Records:

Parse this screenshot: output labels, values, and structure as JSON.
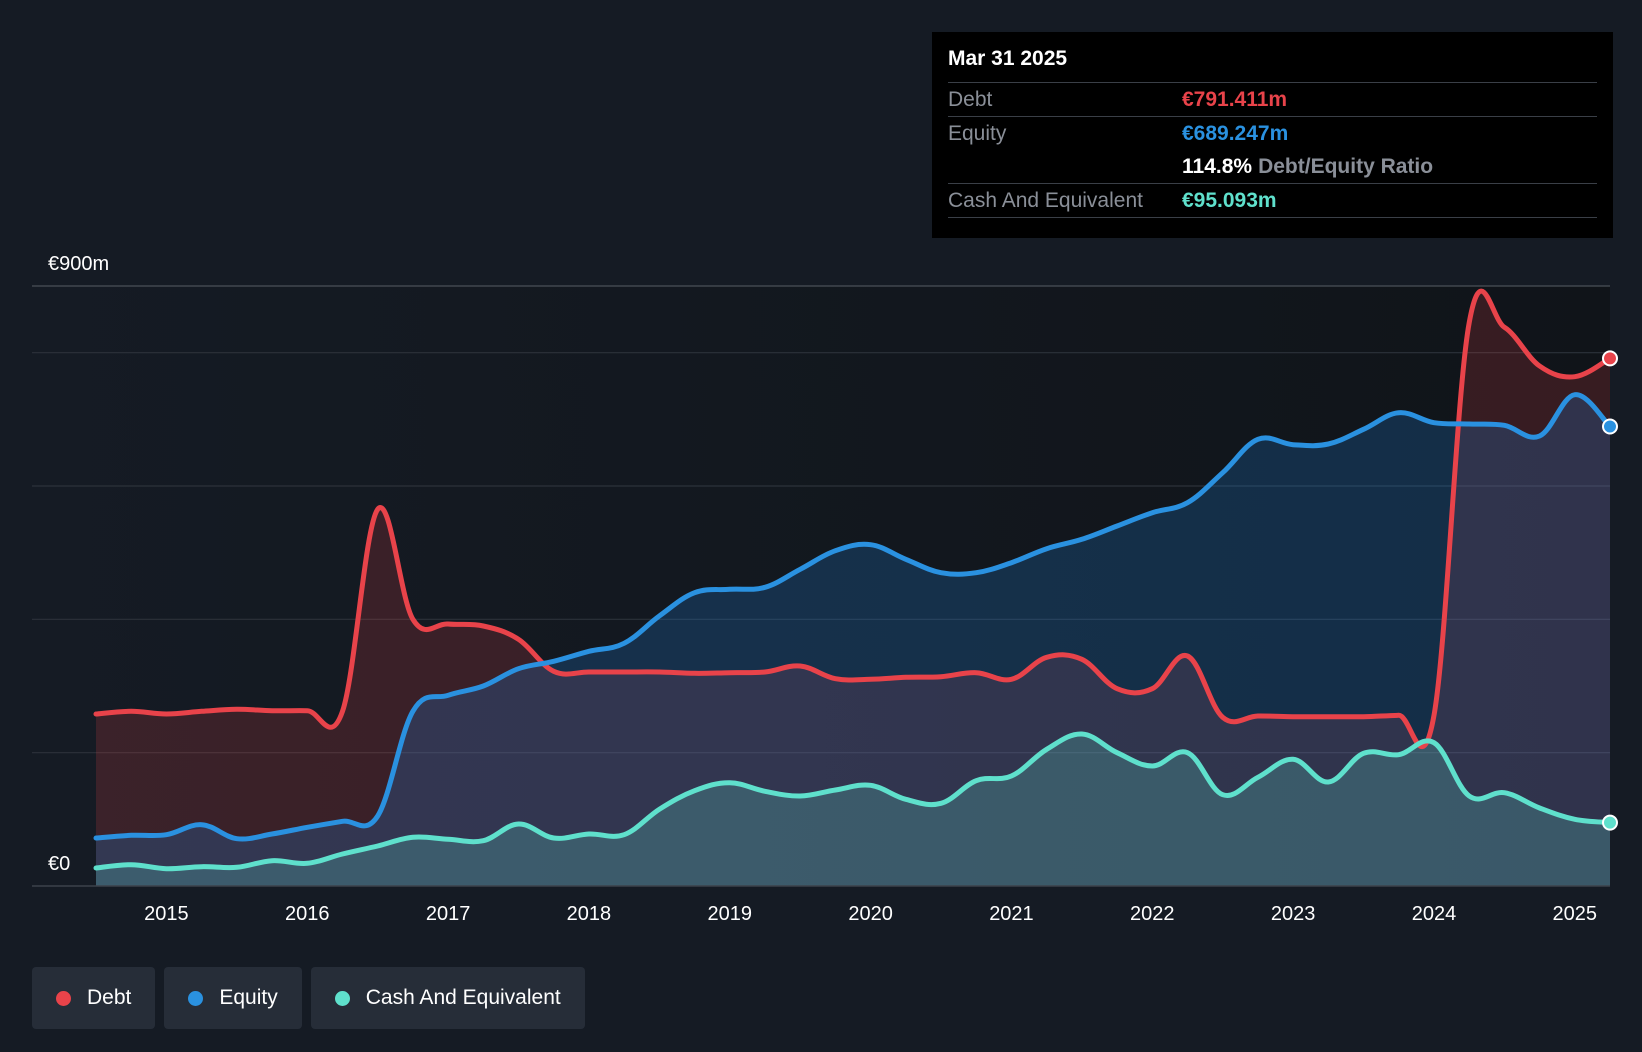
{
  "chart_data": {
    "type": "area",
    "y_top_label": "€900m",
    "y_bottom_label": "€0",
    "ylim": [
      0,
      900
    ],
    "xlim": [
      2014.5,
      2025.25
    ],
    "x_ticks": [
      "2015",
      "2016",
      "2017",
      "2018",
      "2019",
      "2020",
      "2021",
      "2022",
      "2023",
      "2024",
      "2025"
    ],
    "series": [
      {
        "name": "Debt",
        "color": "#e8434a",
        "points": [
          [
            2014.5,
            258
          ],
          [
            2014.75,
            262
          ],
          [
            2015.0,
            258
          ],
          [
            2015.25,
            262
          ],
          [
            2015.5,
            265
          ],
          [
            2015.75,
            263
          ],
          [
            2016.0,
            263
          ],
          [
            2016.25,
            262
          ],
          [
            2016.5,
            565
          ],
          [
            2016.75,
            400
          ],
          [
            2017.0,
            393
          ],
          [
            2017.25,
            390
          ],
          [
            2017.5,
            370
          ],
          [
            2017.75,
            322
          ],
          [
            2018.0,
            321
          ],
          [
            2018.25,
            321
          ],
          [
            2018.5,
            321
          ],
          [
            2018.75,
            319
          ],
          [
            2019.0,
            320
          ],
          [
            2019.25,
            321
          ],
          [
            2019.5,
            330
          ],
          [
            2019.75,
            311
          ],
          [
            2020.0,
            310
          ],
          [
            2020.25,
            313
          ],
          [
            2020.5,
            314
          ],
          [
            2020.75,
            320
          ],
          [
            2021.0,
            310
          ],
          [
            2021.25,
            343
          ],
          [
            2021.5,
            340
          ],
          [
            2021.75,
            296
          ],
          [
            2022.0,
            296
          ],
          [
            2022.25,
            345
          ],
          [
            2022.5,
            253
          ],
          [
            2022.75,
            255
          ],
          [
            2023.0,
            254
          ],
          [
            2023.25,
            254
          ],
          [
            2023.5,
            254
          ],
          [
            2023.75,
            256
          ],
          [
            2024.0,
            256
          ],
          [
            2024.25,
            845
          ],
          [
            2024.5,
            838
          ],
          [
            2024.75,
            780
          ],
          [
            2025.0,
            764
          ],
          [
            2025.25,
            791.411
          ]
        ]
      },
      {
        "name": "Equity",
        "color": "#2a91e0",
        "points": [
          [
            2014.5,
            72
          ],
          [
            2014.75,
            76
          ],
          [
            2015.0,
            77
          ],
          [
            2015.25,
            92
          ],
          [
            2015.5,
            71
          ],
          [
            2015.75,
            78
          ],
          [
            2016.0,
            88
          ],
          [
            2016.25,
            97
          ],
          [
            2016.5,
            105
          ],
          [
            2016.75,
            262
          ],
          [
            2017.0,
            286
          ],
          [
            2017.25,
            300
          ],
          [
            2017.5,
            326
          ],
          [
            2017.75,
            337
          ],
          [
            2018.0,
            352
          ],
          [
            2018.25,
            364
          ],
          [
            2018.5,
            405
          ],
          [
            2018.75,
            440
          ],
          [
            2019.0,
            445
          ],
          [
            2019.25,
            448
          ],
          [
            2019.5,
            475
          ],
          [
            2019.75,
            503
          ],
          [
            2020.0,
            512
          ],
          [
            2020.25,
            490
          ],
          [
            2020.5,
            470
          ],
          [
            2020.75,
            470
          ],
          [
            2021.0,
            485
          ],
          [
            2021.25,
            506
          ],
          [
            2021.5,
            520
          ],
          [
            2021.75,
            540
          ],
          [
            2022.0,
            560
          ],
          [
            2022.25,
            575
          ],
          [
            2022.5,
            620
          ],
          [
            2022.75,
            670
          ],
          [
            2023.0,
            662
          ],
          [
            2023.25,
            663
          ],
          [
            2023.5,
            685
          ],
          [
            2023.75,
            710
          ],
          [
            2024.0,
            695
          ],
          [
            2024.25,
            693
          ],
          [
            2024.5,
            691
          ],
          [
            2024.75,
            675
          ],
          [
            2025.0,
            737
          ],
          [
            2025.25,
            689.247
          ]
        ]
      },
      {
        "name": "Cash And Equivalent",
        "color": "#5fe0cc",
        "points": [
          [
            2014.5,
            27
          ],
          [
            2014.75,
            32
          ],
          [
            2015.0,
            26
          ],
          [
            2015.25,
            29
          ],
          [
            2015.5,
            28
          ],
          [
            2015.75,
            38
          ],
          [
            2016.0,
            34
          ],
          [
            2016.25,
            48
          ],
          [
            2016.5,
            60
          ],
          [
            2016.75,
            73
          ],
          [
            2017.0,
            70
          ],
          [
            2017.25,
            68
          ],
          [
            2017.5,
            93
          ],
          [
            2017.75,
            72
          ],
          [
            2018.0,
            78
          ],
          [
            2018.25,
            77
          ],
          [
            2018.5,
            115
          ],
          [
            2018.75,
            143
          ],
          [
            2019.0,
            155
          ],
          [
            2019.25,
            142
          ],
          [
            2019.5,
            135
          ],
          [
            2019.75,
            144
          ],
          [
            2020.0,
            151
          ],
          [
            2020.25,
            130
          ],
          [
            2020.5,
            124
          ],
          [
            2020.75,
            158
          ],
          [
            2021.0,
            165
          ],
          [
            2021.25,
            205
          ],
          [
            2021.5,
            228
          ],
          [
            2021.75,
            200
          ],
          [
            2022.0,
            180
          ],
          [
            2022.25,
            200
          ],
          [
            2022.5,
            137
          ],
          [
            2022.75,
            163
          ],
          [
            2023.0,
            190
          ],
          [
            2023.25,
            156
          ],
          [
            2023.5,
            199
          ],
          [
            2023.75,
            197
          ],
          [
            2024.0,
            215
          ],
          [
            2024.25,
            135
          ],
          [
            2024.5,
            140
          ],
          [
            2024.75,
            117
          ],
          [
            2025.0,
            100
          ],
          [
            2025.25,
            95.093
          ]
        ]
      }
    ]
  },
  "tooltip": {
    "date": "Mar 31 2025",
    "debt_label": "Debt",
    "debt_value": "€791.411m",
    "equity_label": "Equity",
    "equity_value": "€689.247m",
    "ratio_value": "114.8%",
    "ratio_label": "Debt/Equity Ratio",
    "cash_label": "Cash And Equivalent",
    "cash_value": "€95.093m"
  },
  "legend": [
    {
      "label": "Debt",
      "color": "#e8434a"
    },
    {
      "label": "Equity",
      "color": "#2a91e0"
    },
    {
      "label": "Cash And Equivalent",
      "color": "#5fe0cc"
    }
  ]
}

EXERCISE TASK:
All of the entries above should be copied exactly, except for the pictures.

EXPECTED ANSWER:
Parse this screenshot: output labels, values, and structure as JSON.
{
  "chart_data": {
    "type": "area",
    "y_top_label": "€900m",
    "y_bottom_label": "€0",
    "ylim": [
      0,
      900
    ],
    "xlim": [
      2014.5,
      2025.25
    ],
    "x_ticks": [
      "2015",
      "2016",
      "2017",
      "2018",
      "2019",
      "2020",
      "2021",
      "2022",
      "2023",
      "2024",
      "2025"
    ],
    "series": [
      {
        "name": "Debt",
        "color": "#e8434a",
        "points": [
          [
            2014.5,
            258
          ],
          [
            2014.75,
            262
          ],
          [
            2015.0,
            258
          ],
          [
            2015.25,
            262
          ],
          [
            2015.5,
            265
          ],
          [
            2015.75,
            263
          ],
          [
            2016.0,
            263
          ],
          [
            2016.25,
            262
          ],
          [
            2016.5,
            565
          ],
          [
            2016.75,
            400
          ],
          [
            2017.0,
            393
          ],
          [
            2017.25,
            390
          ],
          [
            2017.5,
            370
          ],
          [
            2017.75,
            322
          ],
          [
            2018.0,
            321
          ],
          [
            2018.25,
            321
          ],
          [
            2018.5,
            321
          ],
          [
            2018.75,
            319
          ],
          [
            2019.0,
            320
          ],
          [
            2019.25,
            321
          ],
          [
            2019.5,
            330
          ],
          [
            2019.75,
            311
          ],
          [
            2020.0,
            310
          ],
          [
            2020.25,
            313
          ],
          [
            2020.5,
            314
          ],
          [
            2020.75,
            320
          ],
          [
            2021.0,
            310
          ],
          [
            2021.25,
            343
          ],
          [
            2021.5,
            340
          ],
          [
            2021.75,
            296
          ],
          [
            2022.0,
            296
          ],
          [
            2022.25,
            345
          ],
          [
            2022.5,
            253
          ],
          [
            2022.75,
            255
          ],
          [
            2023.0,
            254
          ],
          [
            2023.25,
            254
          ],
          [
            2023.5,
            254
          ],
          [
            2023.75,
            256
          ],
          [
            2024.0,
            256
          ],
          [
            2024.25,
            845
          ],
          [
            2024.5,
            838
          ],
          [
            2024.75,
            780
          ],
          [
            2025.0,
            764
          ],
          [
            2025.25,
            791.411
          ]
        ]
      },
      {
        "name": "Equity",
        "color": "#2a91e0",
        "points": [
          [
            2014.5,
            72
          ],
          [
            2014.75,
            76
          ],
          [
            2015.0,
            77
          ],
          [
            2015.25,
            92
          ],
          [
            2015.5,
            71
          ],
          [
            2015.75,
            78
          ],
          [
            2016.0,
            88
          ],
          [
            2016.25,
            97
          ],
          [
            2016.5,
            105
          ],
          [
            2016.75,
            262
          ],
          [
            2017.0,
            286
          ],
          [
            2017.25,
            300
          ],
          [
            2017.5,
            326
          ],
          [
            2017.75,
            337
          ],
          [
            2018.0,
            352
          ],
          [
            2018.25,
            364
          ],
          [
            2018.5,
            405
          ],
          [
            2018.75,
            440
          ],
          [
            2019.0,
            445
          ],
          [
            2019.25,
            448
          ],
          [
            2019.5,
            475
          ],
          [
            2019.75,
            503
          ],
          [
            2020.0,
            512
          ],
          [
            2020.25,
            490
          ],
          [
            2020.5,
            470
          ],
          [
            2020.75,
            470
          ],
          [
            2021.0,
            485
          ],
          [
            2021.25,
            506
          ],
          [
            2021.5,
            520
          ],
          [
            2021.75,
            540
          ],
          [
            2022.0,
            560
          ],
          [
            2022.25,
            575
          ],
          [
            2022.5,
            620
          ],
          [
            2022.75,
            670
          ],
          [
            2023.0,
            662
          ],
          [
            2023.25,
            663
          ],
          [
            2023.5,
            685
          ],
          [
            2023.75,
            710
          ],
          [
            2024.0,
            695
          ],
          [
            2024.25,
            693
          ],
          [
            2024.5,
            691
          ],
          [
            2024.75,
            675
          ],
          [
            2025.0,
            737
          ],
          [
            2025.25,
            689.247
          ]
        ]
      },
      {
        "name": "Cash And Equivalent",
        "color": "#5fe0cc",
        "points": [
          [
            2014.5,
            27
          ],
          [
            2014.75,
            32
          ],
          [
            2015.0,
            26
          ],
          [
            2015.25,
            29
          ],
          [
            2015.5,
            28
          ],
          [
            2015.75,
            38
          ],
          [
            2016.0,
            34
          ],
          [
            2016.25,
            48
          ],
          [
            2016.5,
            60
          ],
          [
            2016.75,
            73
          ],
          [
            2017.0,
            70
          ],
          [
            2017.25,
            68
          ],
          [
            2017.5,
            93
          ],
          [
            2017.75,
            72
          ],
          [
            2018.0,
            78
          ],
          [
            2018.25,
            77
          ],
          [
            2018.5,
            115
          ],
          [
            2018.75,
            143
          ],
          [
            2019.0,
            155
          ],
          [
            2019.25,
            142
          ],
          [
            2019.5,
            135
          ],
          [
            2019.75,
            144
          ],
          [
            2020.0,
            151
          ],
          [
            2020.25,
            130
          ],
          [
            2020.5,
            124
          ],
          [
            2020.75,
            158
          ],
          [
            2021.0,
            165
          ],
          [
            2021.25,
            205
          ],
          [
            2021.5,
            228
          ],
          [
            2021.75,
            200
          ],
          [
            2022.0,
            180
          ],
          [
            2022.25,
            200
          ],
          [
            2022.5,
            137
          ],
          [
            2022.75,
            163
          ],
          [
            2023.0,
            190
          ],
          [
            2023.25,
            156
          ],
          [
            2023.5,
            199
          ],
          [
            2023.75,
            197
          ],
          [
            2024.0,
            215
          ],
          [
            2024.25,
            135
          ],
          [
            2024.5,
            140
          ],
          [
            2024.75,
            117
          ],
          [
            2025.0,
            100
          ],
          [
            2025.25,
            95.093
          ]
        ]
      }
    ]
  },
  "tooltip": {
    "date": "Mar 31 2025",
    "debt_label": "Debt",
    "debt_value": "€791.411m",
    "equity_label": "Equity",
    "equity_value": "€689.247m",
    "ratio_value": "114.8%",
    "ratio_label": "Debt/Equity Ratio",
    "cash_label": "Cash And Equivalent",
    "cash_value": "€95.093m"
  },
  "legend": [
    {
      "label": "Debt",
      "color": "#e8434a"
    },
    {
      "label": "Equity",
      "color": "#2a91e0"
    },
    {
      "label": "Cash And Equivalent",
      "color": "#5fe0cc"
    }
  ]
}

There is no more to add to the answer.